[Recorded data]
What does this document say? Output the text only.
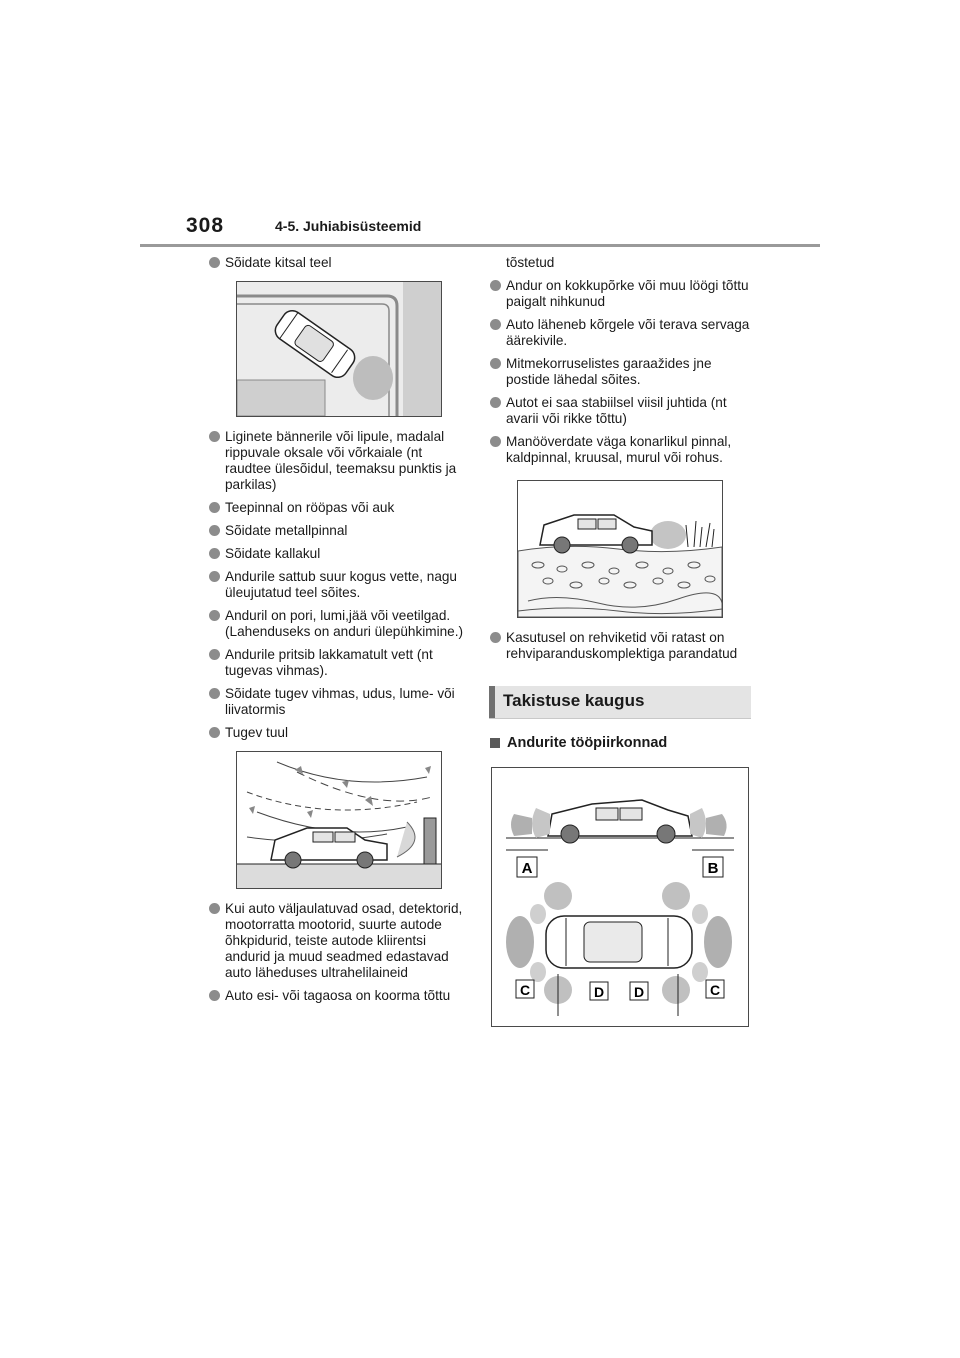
308	4-5. Juhiabisüsteemid
Sõidate kitsal teel
Liginete bännerile või lipule, madalal rippuvale oksale või võrkaiale (nt raudtee ülesõidul, teemaksu punktis ja parkilas)
Teepinnal on rööpas või auk
Sõidate metallpinnal
Sõidate kallakul
Andurile sattub suur kogus vette, nagu üleujutatud teel sõites.
Anduril on pori, lumi,jää või veetilgad. (Lahenduseks on anduri ülepühkimine.)
Andurile pritsib lakkamatult vett (nt tugevas vihmas).
Sõidate tugev vihmas, udus, lume- või liivatormis
Tugev tuul
Kui auto väljaulatuvad osad, detektorid, mootorratta mootorid, suurte autode õhkpidurid, teiste autode kliirentsi andurid ja muud seadmed edastavad auto läheduses ultrahelilaineid
Auto esi- või tagaosa on koorma tõttu
tõstetud
Andur on kokkupõrke või muu löögi tõttu paigalt nihkunud
Auto läheneb kõrgele või terava servaga äärekivile.
Mitmekorruselistes garaažides jne postide lähedal sõites.
Autot ei saa stabiilsel viisil juhtida (nt avarii või rikke tõttu)
Manööverdate väga konarlikul pinnal, kaldpinnal, kruusal, murul või rohus.
Kasutusel on rehviketid või ratast on rehviparanduskomplektiga parandatud
Takistuse kaugus
Andurite tööpiirkonnad
A	B
C	D D	C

* _Task to carry out_
Except for the pictures, give all the material above again verbatim.

* _Result_
What does this document say? Output the text only.
308	4-5. Juhiabisüsteemid
Sõidate kitsal teel
Liginete bännerile või lipule, madalal rippuvale oksale või võrkaiale (nt raudtee ülesõidul, teemaksu punktis ja parkilas)
Teepinnal on rööpas või auk
Sõidate metallpinnal
Sõidate kallakul
Andurile sattub suur kogus vette, nagu üleujutatud teel sõites.
Anduril on pori, lumi,jää või veetilgad. (Lahenduseks on anduri ülepühkimine.)
Andurile pritsib lakkamatult vett (nt tugevas vihmas).
Sõidate tugev vihmas, udus, lume- või liivatormis
Tugev tuul
Kui auto väljaulatuvad osad, detektorid, mootorratta mootorid, suurte autode õhkpidurid, teiste autode kliirentsi andurid ja muud seadmed edastavad auto läheduses ultrahelilaineid
Auto esi- või tagaosa on koorma tõttu
tõstetud
Andur on kokkupõrke või muu löögi tõttu paigalt nihkunud
Auto läheneb kõrgele või terava servaga äärekivile.
Mitmekorruselistes garaažides jne postide lähedal sõites.
Autot ei saa stabiilsel viisil juhtida (nt avarii või rikke tõttu)
Manööverdate väga konarlikul pinnal, kaldpinnal, kruusal, murul või rohus.
Kasutusel on rehviketid või ratast on rehviparanduskomplektiga parandatud
Takistuse kaugus
Andurite tööpiirkonnad
A	B
C	D D	C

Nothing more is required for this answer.